Items:

----

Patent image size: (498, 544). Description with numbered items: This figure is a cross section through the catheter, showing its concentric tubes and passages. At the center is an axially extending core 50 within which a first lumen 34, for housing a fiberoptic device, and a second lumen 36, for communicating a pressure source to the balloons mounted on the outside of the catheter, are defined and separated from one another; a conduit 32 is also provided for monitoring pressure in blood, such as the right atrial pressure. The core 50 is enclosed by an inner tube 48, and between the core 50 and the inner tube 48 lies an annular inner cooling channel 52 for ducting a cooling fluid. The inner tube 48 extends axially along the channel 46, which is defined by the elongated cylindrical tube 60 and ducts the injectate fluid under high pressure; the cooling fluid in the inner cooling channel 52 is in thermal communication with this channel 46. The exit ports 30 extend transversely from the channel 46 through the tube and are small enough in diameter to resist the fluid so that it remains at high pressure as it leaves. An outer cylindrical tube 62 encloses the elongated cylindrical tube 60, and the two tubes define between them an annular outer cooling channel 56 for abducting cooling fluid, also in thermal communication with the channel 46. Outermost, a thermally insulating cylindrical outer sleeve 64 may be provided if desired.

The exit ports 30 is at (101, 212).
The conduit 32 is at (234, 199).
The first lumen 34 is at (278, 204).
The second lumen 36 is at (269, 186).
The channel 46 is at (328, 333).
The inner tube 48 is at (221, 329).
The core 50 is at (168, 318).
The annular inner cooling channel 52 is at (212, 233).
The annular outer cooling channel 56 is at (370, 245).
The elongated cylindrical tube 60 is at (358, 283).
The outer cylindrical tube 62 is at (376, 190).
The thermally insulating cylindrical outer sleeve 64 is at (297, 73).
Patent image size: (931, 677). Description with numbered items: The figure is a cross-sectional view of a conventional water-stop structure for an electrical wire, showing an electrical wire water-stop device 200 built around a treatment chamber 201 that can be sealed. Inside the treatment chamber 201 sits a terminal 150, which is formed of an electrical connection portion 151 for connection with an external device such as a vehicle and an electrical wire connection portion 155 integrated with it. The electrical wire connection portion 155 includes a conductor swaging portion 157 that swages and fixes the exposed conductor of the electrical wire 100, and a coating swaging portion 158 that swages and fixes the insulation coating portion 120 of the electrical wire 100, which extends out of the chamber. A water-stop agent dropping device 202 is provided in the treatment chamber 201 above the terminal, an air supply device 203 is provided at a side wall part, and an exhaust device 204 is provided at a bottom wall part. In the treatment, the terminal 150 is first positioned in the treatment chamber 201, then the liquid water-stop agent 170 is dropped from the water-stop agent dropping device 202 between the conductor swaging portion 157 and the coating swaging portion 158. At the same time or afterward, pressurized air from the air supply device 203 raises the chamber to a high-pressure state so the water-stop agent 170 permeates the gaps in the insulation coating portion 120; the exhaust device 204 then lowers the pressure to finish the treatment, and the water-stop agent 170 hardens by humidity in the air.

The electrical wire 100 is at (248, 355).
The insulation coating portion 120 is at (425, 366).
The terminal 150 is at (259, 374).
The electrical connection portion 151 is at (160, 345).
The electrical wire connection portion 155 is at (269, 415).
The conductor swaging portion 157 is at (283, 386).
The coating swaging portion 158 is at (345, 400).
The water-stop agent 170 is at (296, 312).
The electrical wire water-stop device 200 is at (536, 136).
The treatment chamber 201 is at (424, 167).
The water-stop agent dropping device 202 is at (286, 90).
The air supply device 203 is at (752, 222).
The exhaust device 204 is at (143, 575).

----

Rewrite the data from its first line through the line containing "The channel 46 is at (328, 333).", putting "probe" in place of "catheter" and leaving everything else unchanged.

Patent image size: (498, 544). Description with numbered items: This figure is a cross section through the probe, showing its concentric tubes and passages. At the center is an axially extending core 50 within which a first lumen 34, for housing a fiberoptic device, and a second lumen 36, for communicating a pressure source to the balloons mounted on the outside of the probe, are defined and separated from one another; a conduit 32 is also provided for monitoring pressure in blood, such as the right atrial pressure. The core 50 is enclosed by an inner tube 48, and between the core 50 and the inner tube 48 lies an annular inner cooling channel 52 for ducting a cooling fluid. The inner tube 48 extends axially along the channel 46, which is defined by the elongated cylindrical tube 60 and ducts the injectate fluid under high pressure; the cooling fluid in the inner cooling channel 52 is in thermal communication with this channel 46. The exit ports 30 extend transversely from the channel 46 through the tube and are small enough in diameter to resist the fluid so that it remains at high pressure as it leaves. An outer cylindrical tube 62 encloses the elongated cylindrical tube 60, and the two tubes define between them an annular outer cooling channel 56 for abducting cooling fluid, also in thermal communication with the channel 46. Outermost, a thermally insulating cylindrical outer sleeve 64 may be provided if desired.

The exit ports 30 is at (101, 212).
The conduit 32 is at (234, 199).
The first lumen 34 is at (278, 204).
The second lumen 36 is at (269, 186).
The channel 46 is at (328, 333).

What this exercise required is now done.